--- start of DATASET RECORDS ---

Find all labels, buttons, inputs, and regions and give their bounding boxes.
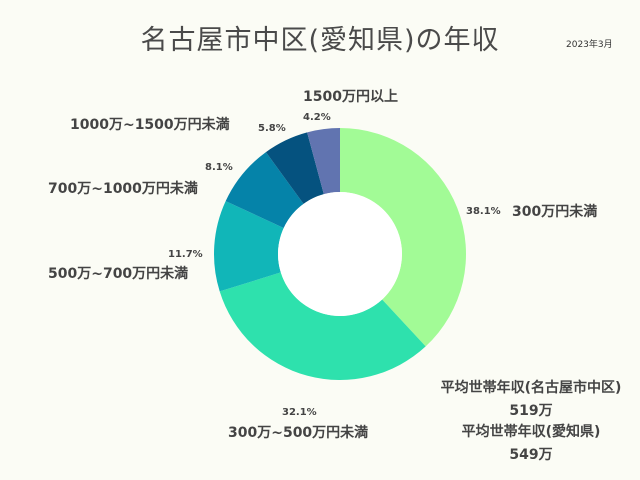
- slice-category-label: 300万~500万円未満: [228, 424, 368, 441]
- local-average-label: 平均世帯年収(名古屋市中区): [440, 380, 622, 396]
- donut-slices: [214, 128, 467, 381]
- slice-percent-label: 5.8%: [258, 123, 286, 134]
- slice-percent-label: 11.7%: [168, 249, 203, 260]
- average-income-note: 平均世帯年収(名古屋市中区) 519万: [411, 377, 640, 423]
- donut-slice: [307, 128, 340, 195]
- chart-title: 名古屋市中区(愛知県)の年収: [140, 25, 500, 56]
- chart-date: 2023年3月: [566, 40, 613, 50]
- slice-category-label: 1000万~1500万円未満: [70, 116, 230, 133]
- donut-slice: [214, 201, 284, 292]
- slice-category-label: 1500万円以上: [303, 89, 398, 105]
- prefecture-average-note: 平均世帯年収(愛知県) 549万: [411, 421, 640, 467]
- donut-slice: [265, 132, 324, 204]
- donut-slice: [219, 272, 426, 381]
- donut-slice: [340, 128, 467, 347]
- slice-percent-label: 32.1%: [282, 407, 317, 418]
- slice-percent-label: 8.1%: [205, 162, 233, 173]
- slice-category-label: 300万円未満: [512, 203, 597, 220]
- prefecture-average-label: 平均世帯年収(愛知県): [461, 424, 601, 440]
- donut-labels: 300万円未満 38.1% 300万~500万円未満 32.1% 500万~700万円未…: [48, 89, 597, 441]
- donut-hole: [278, 192, 402, 316]
- slice-percent-label: 38.1%: [466, 206, 501, 217]
- slice-percent-label: 4.2%: [303, 112, 331, 123]
- donut-slice: [225, 152, 304, 228]
- slice-category-label: 500万~700万円未満: [48, 265, 188, 282]
- prefecture-average-value: 549万: [509, 447, 553, 463]
- local-average-value: 519万: [509, 403, 553, 419]
- slice-category-label: 700万~1000万円未満: [48, 180, 198, 197]
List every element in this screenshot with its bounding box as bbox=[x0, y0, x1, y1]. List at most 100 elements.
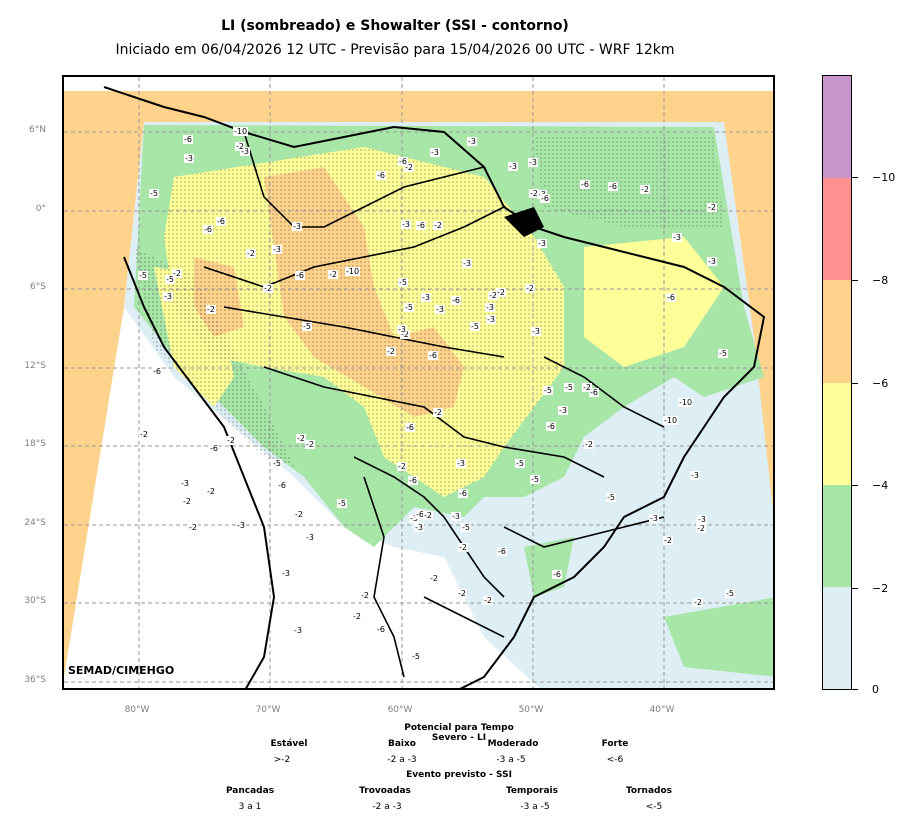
ssi-contour-label: -3 bbox=[236, 521, 246, 530]
ssi-contour-label: -6 bbox=[589, 388, 599, 397]
ssi-contour-label: -3 bbox=[508, 162, 518, 171]
ssi-contour-label: -5 bbox=[302, 322, 312, 331]
ssi-contour-label: -3 bbox=[240, 147, 250, 156]
ssi-contour-label: -5 bbox=[165, 275, 175, 284]
ssi-contour-label: -3 bbox=[401, 220, 411, 229]
ssi-contour-label: -3 bbox=[485, 303, 495, 312]
ssi-contour-label: -6 bbox=[398, 157, 408, 166]
ssi-contour-label: -3 bbox=[451, 512, 461, 521]
ssi-contour-label: -6 bbox=[376, 171, 386, 180]
ssi-contour-label: -3 bbox=[531, 327, 541, 336]
lat-label-24s: 24°S bbox=[24, 518, 46, 528]
ssi-contour-label: -6 bbox=[203, 225, 213, 234]
ssi-contour-label: -5 bbox=[530, 475, 540, 484]
ssi-contour-label: -3 bbox=[537, 239, 547, 248]
ssi-contour-label: -2 bbox=[458, 543, 468, 552]
li-cat-estavel: Estável bbox=[270, 739, 308, 749]
ssi-contour-label: -2 bbox=[246, 249, 256, 258]
ssi-cat-temporais: Temporais bbox=[505, 786, 558, 796]
ssi-contour-label: -2 bbox=[397, 462, 407, 471]
colorbar-label-10: −10 bbox=[872, 171, 896, 184]
ssi-contour-label: -5 bbox=[564, 383, 574, 392]
ssi-contour-label: -6 bbox=[497, 547, 507, 556]
out-of-domain-shade bbox=[64, 91, 773, 677]
ssi-contour-label: -2 bbox=[172, 269, 182, 278]
ssi-contour-label: -3 bbox=[180, 479, 190, 488]
ssi-contour-label: -2 bbox=[693, 598, 703, 607]
ssi-contour-label: -2 bbox=[584, 440, 594, 449]
ssi-legend-title: Evento previsto - SSI bbox=[406, 770, 512, 780]
colorbar-segment-green bbox=[823, 485, 851, 587]
ssi-contour-label: -2 bbox=[305, 440, 315, 449]
lat-label-30s: 30°S bbox=[24, 596, 46, 606]
ssi-contour-label: -3 bbox=[414, 523, 424, 532]
ssi-contour-label: -3 bbox=[528, 158, 538, 167]
ssi-contour-label: -6 bbox=[152, 367, 162, 376]
ssi-contour-label: -6 bbox=[216, 217, 226, 226]
ssi-contour-label: -3 bbox=[292, 222, 302, 231]
ssi-contour-label: -2 bbox=[433, 408, 443, 417]
ssi-contour-label: -3 bbox=[293, 626, 303, 635]
ssi-contour-label: -2 bbox=[525, 284, 535, 293]
ssi-contour-label: -5 bbox=[461, 523, 471, 532]
amazon-delta bbox=[504, 207, 544, 237]
country-borders bbox=[203, 131, 665, 678]
ssi-contour-label: -2 bbox=[400, 330, 410, 339]
ssi-contour-label: -2 bbox=[328, 270, 338, 279]
ssi-contour-label: -10 bbox=[345, 267, 361, 276]
ssi-contour-label: -2 bbox=[206, 305, 216, 314]
ssi-contour-label: -3 bbox=[409, 514, 419, 523]
ssi-contour-label: -2 bbox=[206, 487, 216, 496]
lat-label-6s: 6°S bbox=[30, 282, 46, 292]
lat-label-12s: 12°S bbox=[24, 361, 46, 371]
ssi-contour-label: -3 bbox=[486, 315, 496, 324]
colorbar-label-8: −8 bbox=[872, 274, 889, 287]
li-cat-moderado: Moderado bbox=[487, 739, 539, 749]
ssi-contour-label: -2 bbox=[263, 284, 273, 293]
ssi-contour-label: -6 bbox=[451, 296, 461, 305]
ssi-contour-label: -6 bbox=[666, 293, 676, 302]
ssi-contour-label: -3 bbox=[697, 515, 707, 524]
ssi-contour-label: -2 bbox=[457, 589, 467, 598]
ssi-contour-label: -3 bbox=[690, 471, 700, 480]
ssi-contour-label: -3 bbox=[397, 325, 407, 334]
ssi-contour-label: -3 bbox=[281, 569, 291, 578]
ssi-contour-label: -3 bbox=[184, 154, 194, 163]
ssi-contour-label: -6 bbox=[428, 351, 438, 360]
ssi-contour-label: -5 bbox=[470, 322, 480, 331]
ssi-contour-label: -6 bbox=[277, 481, 287, 490]
ssi-contour-label: -3 bbox=[421, 293, 431, 302]
ssi-contour-label: -2 bbox=[483, 596, 493, 605]
ssi-contour-label: -5 bbox=[725, 589, 735, 598]
ssi-contour-label: -3 bbox=[672, 233, 682, 242]
coastline bbox=[103, 86, 766, 688]
ssi-contour-label: -6 bbox=[415, 510, 425, 519]
ssi-contour-label: -5 bbox=[404, 303, 414, 312]
ssi-contour-label: -6 bbox=[295, 271, 305, 280]
ssi-contour-label: -2 bbox=[582, 383, 592, 392]
lat-label-0: 0° bbox=[35, 204, 46, 214]
ssi-contour-label: -2 bbox=[433, 221, 443, 230]
ssi-range-trovoadas: -2 a -3 bbox=[372, 802, 402, 812]
ssi-contour-label: -2 bbox=[696, 524, 706, 533]
ssi-contour-label: -6 bbox=[546, 422, 556, 431]
colorbar-label-0: 0 bbox=[872, 683, 879, 696]
ssi-contour-label: -5 bbox=[398, 278, 408, 287]
ssi-contour-label: -10 bbox=[663, 416, 679, 425]
ssi-contour-label: -2 bbox=[488, 291, 498, 300]
ssi-contour-label: -2 bbox=[640, 185, 650, 194]
ssi-cat-pancadas: Pancadas bbox=[225, 786, 275, 796]
colorbar-segment-purple bbox=[823, 76, 851, 178]
map-panel[interactable]: -6-6-2-2-2-2-3-2-3-5-3-3-2-2-2-3-3-3-3-2… bbox=[62, 75, 775, 690]
ssi-contour-label: -5 bbox=[138, 271, 148, 280]
ssi-range-pancadas: 3 a 1 bbox=[238, 802, 262, 812]
ssi-contour-label: -2 bbox=[294, 510, 304, 519]
ssi-contour-label: -2 bbox=[429, 574, 439, 583]
ssi-contour-label: -3 bbox=[649, 514, 659, 523]
ssi-contour-label: -5 bbox=[718, 349, 728, 358]
ssi-range-temporais: -3 a -5 bbox=[520, 802, 550, 812]
map-title: LI (sombreado) e Showalter (SSI - contor… bbox=[221, 18, 569, 34]
colorbar-segment-yellow bbox=[823, 383, 851, 485]
ssi-contour-label: -2 bbox=[352, 612, 362, 621]
lon-label-60w: 60°W bbox=[387, 705, 413, 715]
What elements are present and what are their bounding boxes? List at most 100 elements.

--- end of DATASET RECORDS ---

*TASK OBJECTIVE:* Swap "ssi-contour-label" for "ssi-contour-text" in the lines of the records running from the one containing "ssi-contour-label: -3 bbox=[236, 521, 246, 530]" through the one containing "ssi-contour-label: -3 bbox=[485, 303, 495, 312]". Reproduce only those lines, leaving everything else in them unchanged.

*OUTPUT OF THE EXERCISE:*
ssi-contour-text: -3 bbox=[236, 521, 246, 530]
ssi-contour-text: -6 bbox=[589, 388, 599, 397]
ssi-contour-text: -3 bbox=[508, 162, 518, 171]
ssi-contour-text: -5 bbox=[302, 322, 312, 331]
ssi-contour-text: -3 bbox=[240, 147, 250, 156]
ssi-contour-text: -5 bbox=[165, 275, 175, 284]
ssi-contour-text: -3 bbox=[401, 220, 411, 229]
ssi-contour-text: -3 bbox=[485, 303, 495, 312]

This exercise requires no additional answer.